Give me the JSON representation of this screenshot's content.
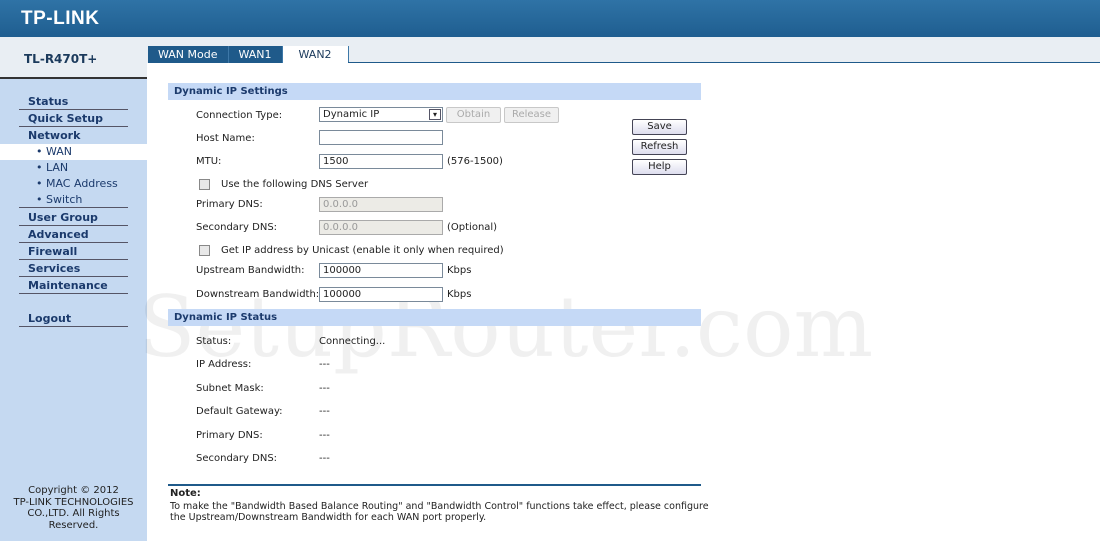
{
  "brand": "TP-LINK",
  "model": "TL-R470T+",
  "watermark": "SetupRouter.com",
  "tabs": [
    {
      "label": "WAN Mode"
    },
    {
      "label": "WAN1"
    },
    {
      "label": "WAN2",
      "active": true
    }
  ],
  "sidebar": {
    "items": [
      {
        "label": "Status"
      },
      {
        "label": "Quick Setup"
      },
      {
        "label": "Network"
      },
      {
        "label": "• WAN",
        "sub": true,
        "active": true
      },
      {
        "label": "• LAN",
        "sub": true
      },
      {
        "label": "• MAC Address",
        "sub": true
      },
      {
        "label": "• Switch",
        "sub": true
      },
      {
        "label": "User Group"
      },
      {
        "label": "Advanced"
      },
      {
        "label": "Firewall"
      },
      {
        "label": "Services"
      },
      {
        "label": "Maintenance"
      },
      {
        "label": "Logout"
      }
    ],
    "copyright": [
      "Copyright © 2012",
      "TP-LINK TECHNOLOGIES",
      "CO.,LTD. All Rights",
      "Reserved."
    ]
  },
  "settings": {
    "title": "Dynamic IP Settings",
    "connection_type_label": "Connection Type:",
    "connection_type": "Dynamic IP",
    "obtain": "Obtain",
    "release": "Release",
    "host_name_label": "Host Name:",
    "host_name": "",
    "mtu_label": "MTU:",
    "mtu": "1500",
    "mtu_range": "(576-1500)",
    "dns_checkbox": "Use the following DNS Server",
    "primary_dns_label": "Primary DNS:",
    "primary_dns": "0.0.0.0",
    "secondary_dns_label": "Secondary DNS:",
    "secondary_dns": "0.0.0.0",
    "optional": "(Optional)",
    "unicast_checkbox": "Get IP address by Unicast (enable it only when required)",
    "upstream_label": "Upstream Bandwidth:",
    "upstream": "100000",
    "downstream_label": "Downstream Bandwidth:",
    "downstream": "100000",
    "kbps": "Kbps"
  },
  "buttons": {
    "save": "Save",
    "refresh": "Refresh",
    "help": "Help"
  },
  "status": {
    "title": "Dynamic IP Status",
    "rows": [
      {
        "label": "Status:",
        "value": "Connecting..."
      },
      {
        "label": "IP Address:",
        "value": "---"
      },
      {
        "label": "Subnet Mask:",
        "value": "---"
      },
      {
        "label": "Default Gateway:",
        "value": "---"
      },
      {
        "label": "Primary DNS:",
        "value": "---"
      },
      {
        "label": "Secondary DNS:",
        "value": "---"
      }
    ]
  },
  "note": {
    "title": "Note:",
    "text": "To make the \"Bandwidth Based Balance Routing\" and \"Bandwidth Control\" functions take effect, please configure the Upstream/Downstream Bandwidth for each WAN port properly."
  }
}
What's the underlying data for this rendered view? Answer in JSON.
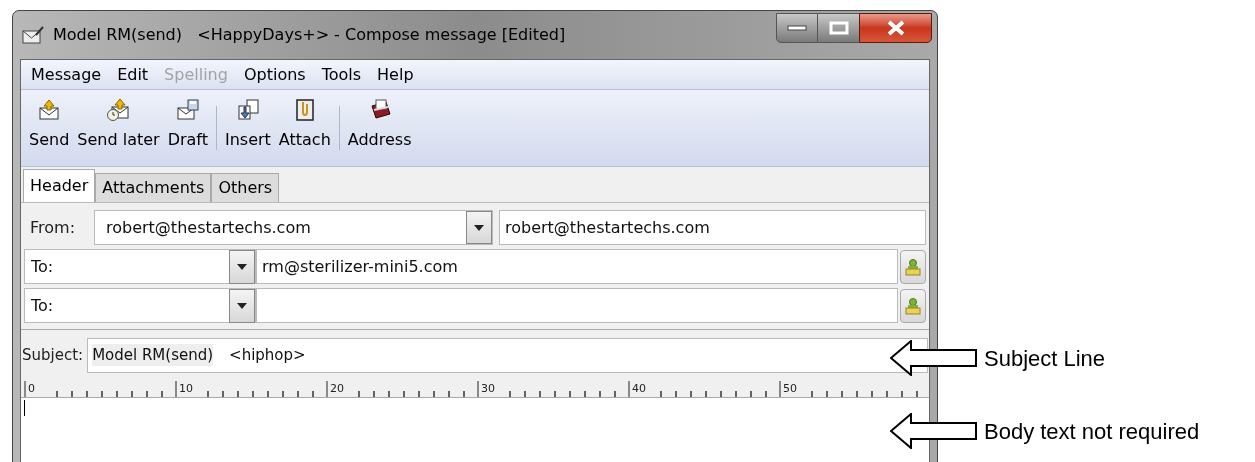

▶ Problem to solve: Take the listing and print it again exactly, but without any pictures.

▶ Result:
Give me the JSON representation of this screenshot's content.
{
  "brand": "TP-LINK",
  "model": "TL-R470T+",
  "watermark": "SetupRouter.com",
  "tabs": [
    {
      "label": "WAN Mode"
    },
    {
      "label": "WAN1"
    },
    {
      "label": "WAN2",
      "active": true
    }
  ],
  "sidebar": {
    "items": [
      {
        "label": "Status"
      },
      {
        "label": "Quick Setup"
      },
      {
        "label": "Network"
      },
      {
        "label": "• WAN",
        "sub": true,
        "active": true
      },
      {
        "label": "• LAN",
        "sub": true
      },
      {
        "label": "• MAC Address",
        "sub": true
      },
      {
        "label": "• Switch",
        "sub": true
      },
      {
        "label": "User Group"
      },
      {
        "label": "Advanced"
      },
      {
        "label": "Firewall"
      },
      {
        "label": "Services"
      },
      {
        "label": "Maintenance"
      },
      {
        "label": "Logout"
      }
    ],
    "copyright": [
      "Copyright © 2012",
      "TP-LINK TECHNOLOGIES",
      "CO.,LTD. All Rights",
      "Reserved."
    ]
  },
  "settings": {
    "title": "Dynamic IP Settings",
    "connection_type_label": "Connection Type:",
    "connection_type": "Dynamic IP",
    "obtain": "Obtain",
    "release": "Release",
    "host_name_label": "Host Name:",
    "host_name": "",
    "mtu_label": "MTU:",
    "mtu": "1500",
    "mtu_range": "(576-1500)",
    "dns_checkbox": "Use the following DNS Server",
    "primary_dns_label": "Primary DNS:",
    "primary_dns": "0.0.0.0",
    "secondary_dns_label": "Secondary DNS:",
    "secondary_dns": "0.0.0.0",
    "optional": "(Optional)",
    "unicast_checkbox": "Get IP address by Unicast (enable it only when required)",
    "upstream_label": "Upstream Bandwidth:",
    "upstream": "100000",
    "downstream_label": "Downstream Bandwidth:",
    "downstream": "100000",
    "kbps": "Kbps"
  },
  "buttons": {
    "save": "Save",
    "refresh": "Refresh",
    "help": "Help"
  },
  "status": {
    "title": "Dynamic IP Status",
    "rows": [
      {
        "label": "Status:",
        "value": "Connecting..."
      },
      {
        "label": "IP Address:",
        "value": "---"
      },
      {
        "label": "Subnet Mask:",
        "value": "---"
      },
      {
        "label": "Default Gateway:",
        "value": "---"
      },
      {
        "label": "Primary DNS:",
        "value": "---"
      },
      {
        "label": "Secondary DNS:",
        "value": "---"
      }
    ]
  },
  "note": {
    "title": "Note:",
    "text": "To make the \"Bandwidth Based Balance Routing\" and \"Bandwidth Control\" functions take effect, please configure the Upstream/Downstream Bandwidth for each WAN port properly."
  }
}
What's the underlying data for this rendered view? Answer in JSON.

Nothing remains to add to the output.